**MATERIAL PROVIDED:**
** Start **

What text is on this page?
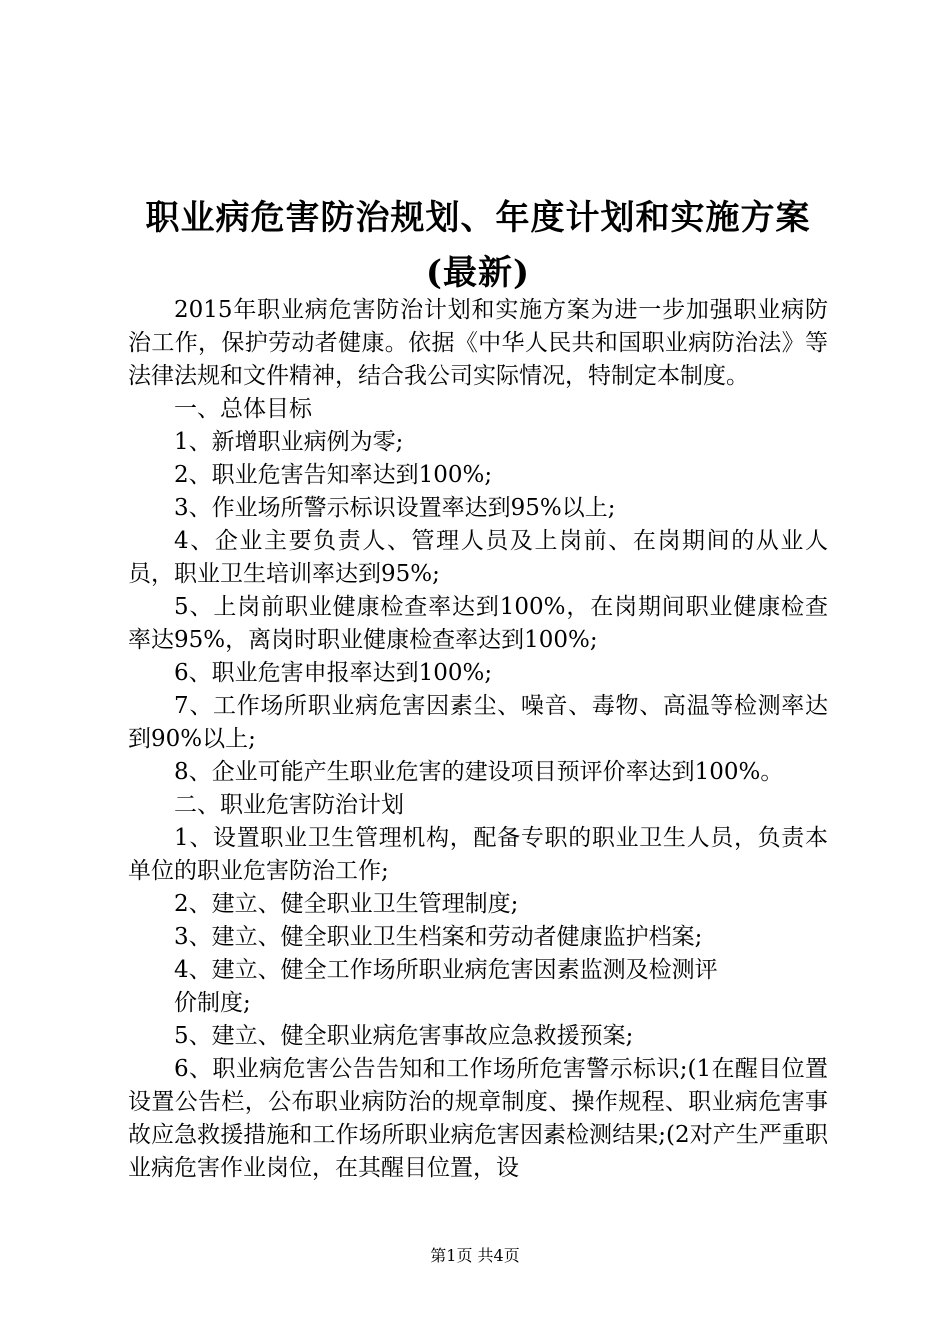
职业病危害防治规划、年度计划和实施方案
(最新)

2015年职业病危害防治计划和实施方案为进一步加强职业病防治工作，保护劳动者健康。依据《中华人民共和国职业病防治法》等法律法规和文件精神，结合我公司实际情况，特制定本制度。

一、总体目标

1、新增职业病例为零;

2、职业危害告知率达到100%;

3、作业场所警示标识设置率达到95%以上;

4、企业主要负责人、管理人员及上岗前、在岗期间的从业人员，职业卫生培训率达到95%;

5、上岗前职业健康检查率达到100%，在岗期间职业健康检查率达95%，离岗时职业健康检查率达到100%;

6、职业危害申报率达到100%;

7、工作场所职业病危害因素尘、噪音、毒物、高温等检测率达到90%以上;

8、企业可能产生职业危害的建设项目预评价率达到100%。

二、职业危害防治计划

1、设置职业卫生管理机构，配备专职的职业卫生人员，负责本单位的职业危害防治工作;

2、建立、健全职业卫生管理制度;

3、建立、健全职业卫生档案和劳动者健康监护档案;

4、建立、健全工作场所职业病危害因素监测及检测评

价制度;

5、建立、健全职业病危害事故应急救援预案;

6、职业病危害公告告知和工作场所危害警示标识;(1在醒目位置设置公告栏，公布职业病防治的规章制度、操作规程、职业病危害事故应急救援措施和工作场所职业病危害因素检测结果;(2对产生严重职业病危害作业岗位，在其醒目位置，设

第1页 共4页
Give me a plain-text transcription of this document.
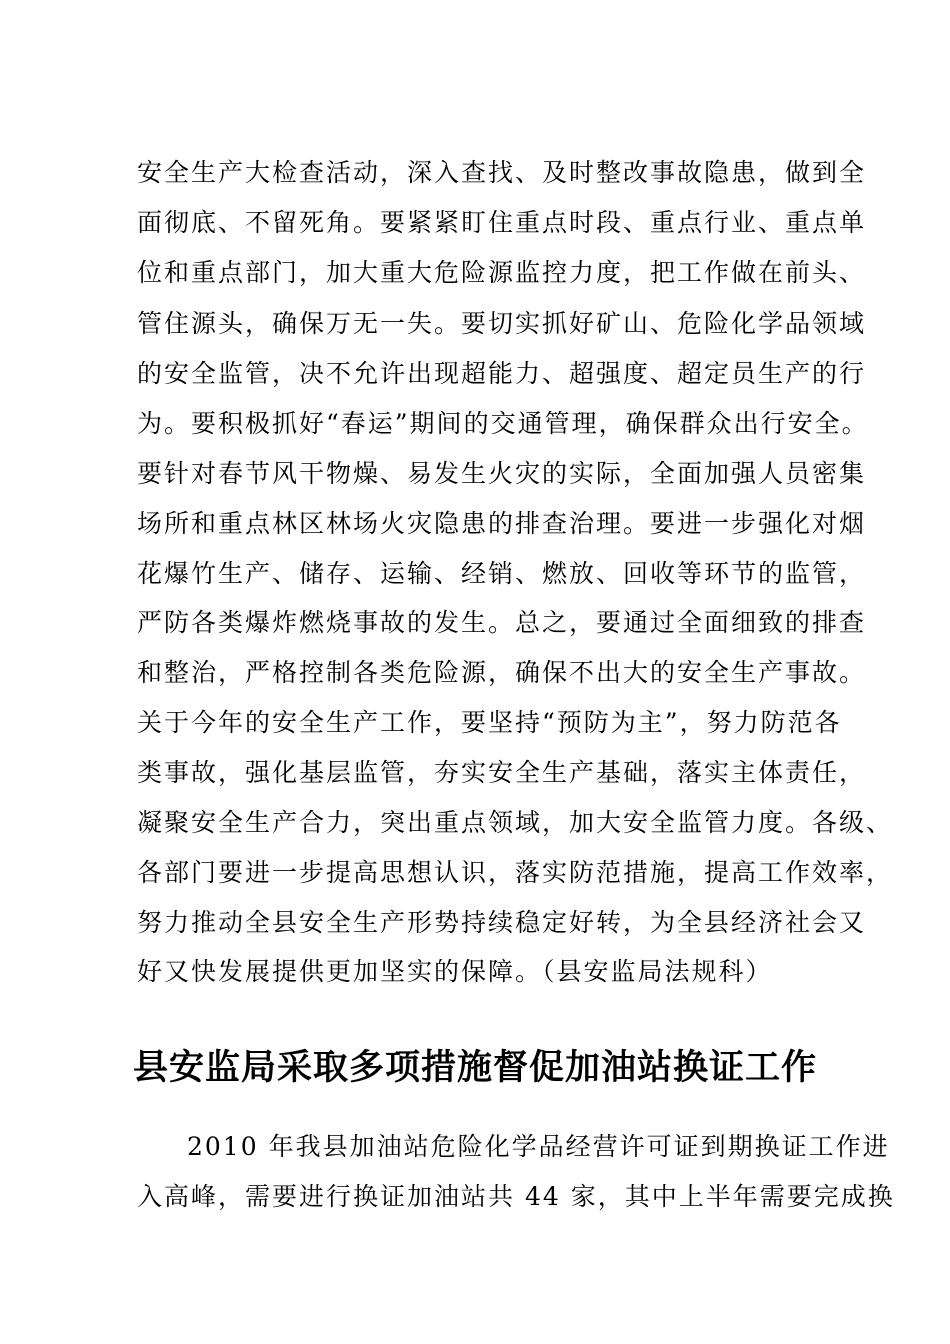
安全生产大检查活动，深入查找、及时整改事故隐患，做到全
面彻底、不留死角。要紧紧盯住重点时段、重点行业、重点单
位和重点部门，加大重大危险源监控力度，把工作做在前头、
管住源头，确保万无一失。要切实抓好矿山、危险化学品领域
的安全监管，决不允许出现超能力、超强度、超定员生产的行
为。要积极抓好“春运”期间的交通管理，确保群众出行安全。
要针对春节风干物燥、易发生火灾的实际，全面加强人员密集
场所和重点林区林场火灾隐患的排查治理。要进一步强化对烟
花爆竹生产、储存、运输、经销、燃放、回收等环节的监管，
严防各类爆炸燃烧事故的发生。总之，要通过全面细致的排查
和整治，严格控制各类危险源，确保不出大的安全生产事故。
关于今年的安全生产工作，要坚持“预防为主”，努力防范各
类事故，强化基层监管，夯实安全生产基础，落实主体责任，
凝聚安全生产合力，突出重点领域，加大安全监管力度。各级、
各部门要进一步提高思想认识，落实防范措施，提高工作效率，
努力推动全县安全生产形势持续稳定好转，为全县经济社会又
好又快发展提供更加坚实的保障。（县安监局法规科）
县安监局采取多项措施督促加油站换证工作
2010 年我县加油站危险化学品经营许可证到期换证工作进
入高峰，需要进行换证加油站共 44 家，其中上半年需要完成换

** End **

**EXERCISE:**
How many lines of these entries contain the string "text"? Reply with the number alone.

**REPLY TO THE EXERCISE:**
2